The task: Every line that includes the word "Display" is to be listed.

[Data entries]
- - - -

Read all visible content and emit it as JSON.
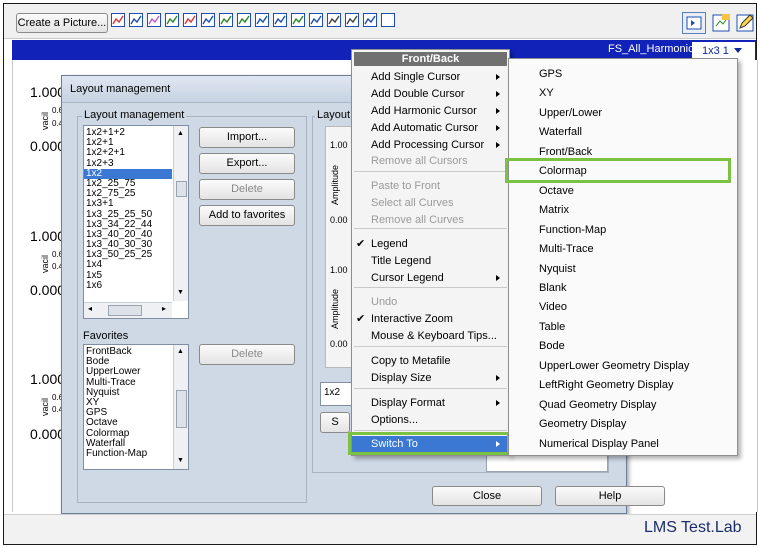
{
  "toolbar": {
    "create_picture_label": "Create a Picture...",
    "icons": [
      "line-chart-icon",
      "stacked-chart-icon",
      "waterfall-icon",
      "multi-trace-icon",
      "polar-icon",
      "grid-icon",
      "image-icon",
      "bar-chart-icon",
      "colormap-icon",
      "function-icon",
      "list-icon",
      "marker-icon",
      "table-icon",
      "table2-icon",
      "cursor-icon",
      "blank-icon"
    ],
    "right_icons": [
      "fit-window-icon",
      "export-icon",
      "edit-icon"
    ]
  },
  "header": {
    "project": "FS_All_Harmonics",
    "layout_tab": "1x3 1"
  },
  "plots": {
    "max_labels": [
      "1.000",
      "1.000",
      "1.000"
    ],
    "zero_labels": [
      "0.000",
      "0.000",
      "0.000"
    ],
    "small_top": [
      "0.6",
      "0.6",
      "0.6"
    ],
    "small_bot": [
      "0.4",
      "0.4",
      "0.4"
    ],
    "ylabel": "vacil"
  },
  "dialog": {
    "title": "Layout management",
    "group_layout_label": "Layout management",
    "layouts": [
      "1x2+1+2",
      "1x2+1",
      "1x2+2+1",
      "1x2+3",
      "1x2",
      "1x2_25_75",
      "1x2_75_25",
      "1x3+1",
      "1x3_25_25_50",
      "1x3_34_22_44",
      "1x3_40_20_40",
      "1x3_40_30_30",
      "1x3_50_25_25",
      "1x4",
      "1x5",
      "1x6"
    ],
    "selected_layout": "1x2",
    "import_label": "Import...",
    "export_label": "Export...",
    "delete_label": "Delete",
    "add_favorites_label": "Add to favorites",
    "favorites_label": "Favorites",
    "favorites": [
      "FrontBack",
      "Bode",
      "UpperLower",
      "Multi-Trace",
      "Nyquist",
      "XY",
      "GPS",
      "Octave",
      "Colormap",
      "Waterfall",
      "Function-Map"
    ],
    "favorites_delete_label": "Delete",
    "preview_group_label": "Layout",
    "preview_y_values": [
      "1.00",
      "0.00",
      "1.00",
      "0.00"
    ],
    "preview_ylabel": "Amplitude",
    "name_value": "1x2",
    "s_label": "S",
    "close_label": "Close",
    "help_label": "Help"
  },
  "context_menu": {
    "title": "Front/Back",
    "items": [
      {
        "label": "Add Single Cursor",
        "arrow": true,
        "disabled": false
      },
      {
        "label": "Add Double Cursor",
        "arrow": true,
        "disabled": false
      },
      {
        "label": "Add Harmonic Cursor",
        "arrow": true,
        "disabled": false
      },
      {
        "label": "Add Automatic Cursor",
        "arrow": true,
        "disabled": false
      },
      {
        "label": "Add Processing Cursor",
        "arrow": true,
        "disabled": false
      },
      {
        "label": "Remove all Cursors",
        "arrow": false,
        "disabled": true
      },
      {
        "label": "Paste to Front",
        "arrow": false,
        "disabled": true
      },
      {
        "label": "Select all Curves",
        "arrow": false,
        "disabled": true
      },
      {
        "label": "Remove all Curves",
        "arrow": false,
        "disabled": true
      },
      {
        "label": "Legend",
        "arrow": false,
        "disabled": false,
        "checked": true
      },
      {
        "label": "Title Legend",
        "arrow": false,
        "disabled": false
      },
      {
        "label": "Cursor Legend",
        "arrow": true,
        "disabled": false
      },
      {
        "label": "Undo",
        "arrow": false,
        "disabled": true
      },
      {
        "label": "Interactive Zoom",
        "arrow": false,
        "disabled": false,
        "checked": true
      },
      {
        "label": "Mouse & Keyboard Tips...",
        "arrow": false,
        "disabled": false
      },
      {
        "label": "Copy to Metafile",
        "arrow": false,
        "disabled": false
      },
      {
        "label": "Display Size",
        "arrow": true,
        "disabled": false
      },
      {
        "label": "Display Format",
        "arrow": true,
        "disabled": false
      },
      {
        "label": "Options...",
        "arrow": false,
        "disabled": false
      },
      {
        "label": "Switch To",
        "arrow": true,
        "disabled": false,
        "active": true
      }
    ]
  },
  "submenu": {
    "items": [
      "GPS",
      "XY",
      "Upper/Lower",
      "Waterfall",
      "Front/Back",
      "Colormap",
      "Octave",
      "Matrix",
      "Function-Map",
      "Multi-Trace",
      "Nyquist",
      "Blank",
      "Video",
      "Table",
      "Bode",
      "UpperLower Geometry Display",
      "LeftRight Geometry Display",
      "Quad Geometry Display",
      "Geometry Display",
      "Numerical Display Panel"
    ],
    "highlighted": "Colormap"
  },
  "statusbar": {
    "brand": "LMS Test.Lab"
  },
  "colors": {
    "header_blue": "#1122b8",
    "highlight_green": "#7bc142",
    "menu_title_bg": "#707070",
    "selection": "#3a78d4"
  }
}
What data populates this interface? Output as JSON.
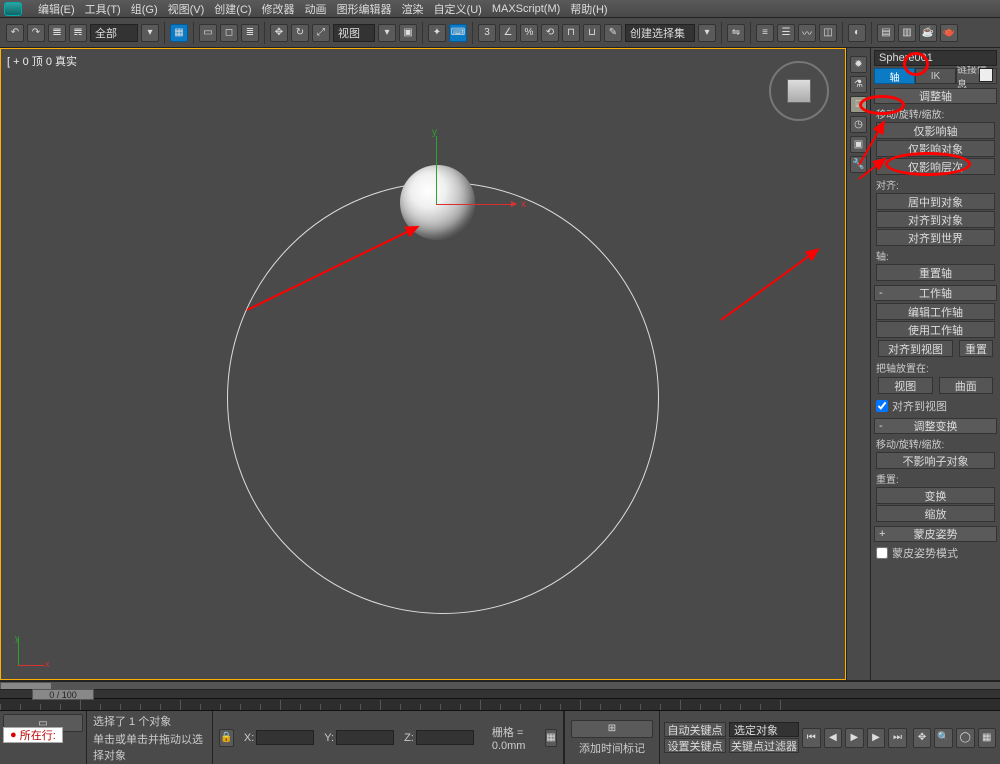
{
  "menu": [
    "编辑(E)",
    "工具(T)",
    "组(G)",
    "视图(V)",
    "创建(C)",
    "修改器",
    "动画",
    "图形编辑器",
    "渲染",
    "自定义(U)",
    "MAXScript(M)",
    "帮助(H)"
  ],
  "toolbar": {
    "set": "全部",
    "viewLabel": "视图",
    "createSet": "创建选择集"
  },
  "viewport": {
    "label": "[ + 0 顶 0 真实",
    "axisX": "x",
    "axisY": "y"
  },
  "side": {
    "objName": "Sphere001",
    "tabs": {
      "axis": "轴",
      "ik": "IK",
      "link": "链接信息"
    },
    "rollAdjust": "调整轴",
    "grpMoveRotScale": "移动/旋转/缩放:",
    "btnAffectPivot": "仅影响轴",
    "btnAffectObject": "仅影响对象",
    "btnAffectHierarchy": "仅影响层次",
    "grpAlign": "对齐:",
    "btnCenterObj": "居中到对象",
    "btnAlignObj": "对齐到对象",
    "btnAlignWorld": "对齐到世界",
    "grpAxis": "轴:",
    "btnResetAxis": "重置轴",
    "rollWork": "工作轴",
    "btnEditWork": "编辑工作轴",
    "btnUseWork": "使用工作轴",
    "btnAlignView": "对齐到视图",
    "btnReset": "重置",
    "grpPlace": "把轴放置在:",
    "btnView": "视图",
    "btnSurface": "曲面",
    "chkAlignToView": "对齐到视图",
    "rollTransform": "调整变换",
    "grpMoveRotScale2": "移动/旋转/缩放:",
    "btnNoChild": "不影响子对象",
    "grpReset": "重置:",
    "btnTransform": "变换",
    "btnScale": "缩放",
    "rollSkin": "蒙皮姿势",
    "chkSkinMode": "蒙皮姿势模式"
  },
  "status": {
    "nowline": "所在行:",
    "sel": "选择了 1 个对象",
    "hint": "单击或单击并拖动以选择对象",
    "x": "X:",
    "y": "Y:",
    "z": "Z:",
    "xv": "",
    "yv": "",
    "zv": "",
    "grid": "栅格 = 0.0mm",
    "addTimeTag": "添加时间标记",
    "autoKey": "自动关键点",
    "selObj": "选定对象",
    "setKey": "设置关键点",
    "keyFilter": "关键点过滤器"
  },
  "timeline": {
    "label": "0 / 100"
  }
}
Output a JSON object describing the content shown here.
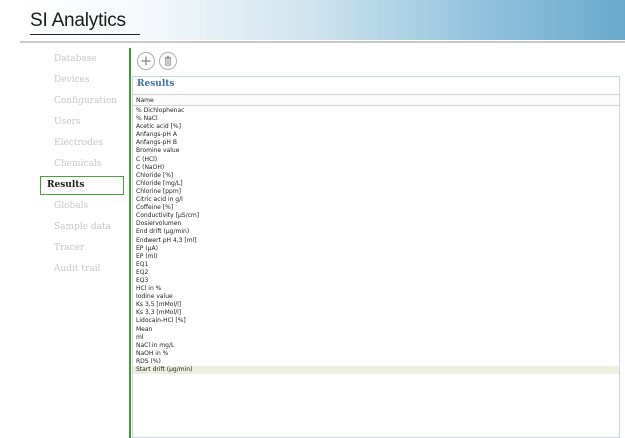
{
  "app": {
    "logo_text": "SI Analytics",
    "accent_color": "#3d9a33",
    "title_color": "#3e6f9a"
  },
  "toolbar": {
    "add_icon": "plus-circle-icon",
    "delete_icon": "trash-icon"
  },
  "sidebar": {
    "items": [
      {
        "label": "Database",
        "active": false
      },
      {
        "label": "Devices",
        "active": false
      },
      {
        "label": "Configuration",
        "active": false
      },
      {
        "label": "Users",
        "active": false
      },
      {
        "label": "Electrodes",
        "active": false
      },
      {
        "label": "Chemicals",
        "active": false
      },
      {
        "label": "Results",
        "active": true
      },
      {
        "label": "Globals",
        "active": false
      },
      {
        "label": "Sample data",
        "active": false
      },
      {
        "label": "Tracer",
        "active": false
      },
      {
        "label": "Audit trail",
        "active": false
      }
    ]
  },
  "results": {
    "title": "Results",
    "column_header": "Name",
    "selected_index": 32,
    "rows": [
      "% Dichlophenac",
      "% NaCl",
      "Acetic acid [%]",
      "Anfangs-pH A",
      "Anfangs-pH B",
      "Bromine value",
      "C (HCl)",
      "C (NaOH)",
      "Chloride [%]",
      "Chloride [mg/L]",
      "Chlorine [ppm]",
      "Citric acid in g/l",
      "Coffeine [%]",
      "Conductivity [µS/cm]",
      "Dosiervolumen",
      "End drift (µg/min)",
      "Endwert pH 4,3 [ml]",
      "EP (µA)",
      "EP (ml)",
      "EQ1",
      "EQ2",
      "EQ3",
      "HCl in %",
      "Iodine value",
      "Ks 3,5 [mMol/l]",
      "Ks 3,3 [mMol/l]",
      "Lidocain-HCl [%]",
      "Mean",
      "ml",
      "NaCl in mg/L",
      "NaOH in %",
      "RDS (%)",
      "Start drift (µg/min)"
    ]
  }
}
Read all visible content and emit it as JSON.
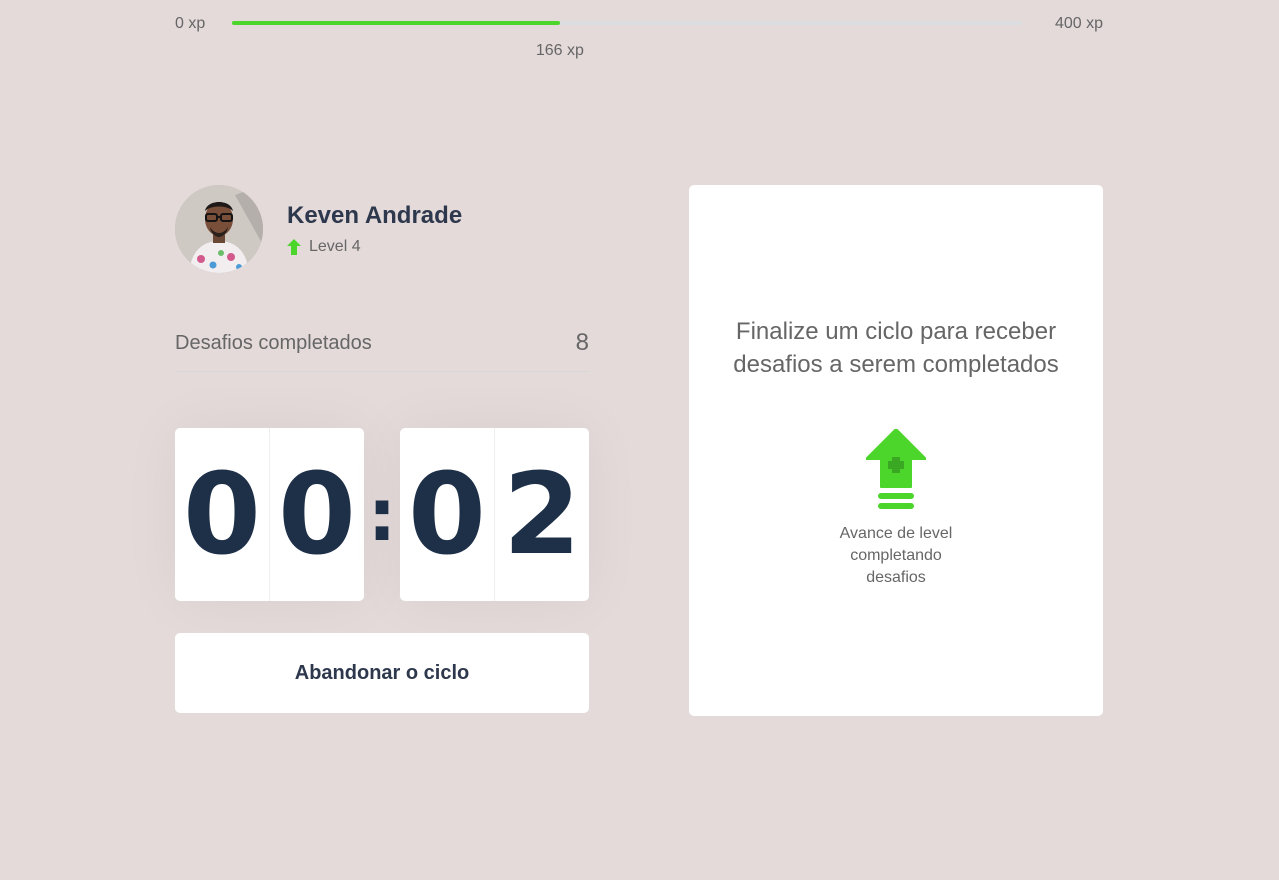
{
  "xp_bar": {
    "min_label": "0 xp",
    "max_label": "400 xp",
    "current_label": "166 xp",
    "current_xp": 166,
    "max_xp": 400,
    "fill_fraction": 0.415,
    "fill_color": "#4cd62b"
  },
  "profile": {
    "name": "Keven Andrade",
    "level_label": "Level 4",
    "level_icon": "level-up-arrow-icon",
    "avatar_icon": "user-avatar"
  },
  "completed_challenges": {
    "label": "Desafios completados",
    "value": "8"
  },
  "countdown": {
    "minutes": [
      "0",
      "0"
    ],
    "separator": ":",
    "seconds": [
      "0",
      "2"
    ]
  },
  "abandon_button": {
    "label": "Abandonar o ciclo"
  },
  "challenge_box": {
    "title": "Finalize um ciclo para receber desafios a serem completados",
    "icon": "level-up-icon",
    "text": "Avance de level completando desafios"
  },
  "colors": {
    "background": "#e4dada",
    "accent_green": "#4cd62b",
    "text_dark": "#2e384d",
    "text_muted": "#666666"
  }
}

- - - -

Answer to the exercise:
        "label": "Display Size",
        "label": "Display Format",
      "UpperLower Geometry Display",
      "LeftRight Geometry Display",
      "Quad Geometry Display",
      "Geometry Display",
      "Numerical Display Panel"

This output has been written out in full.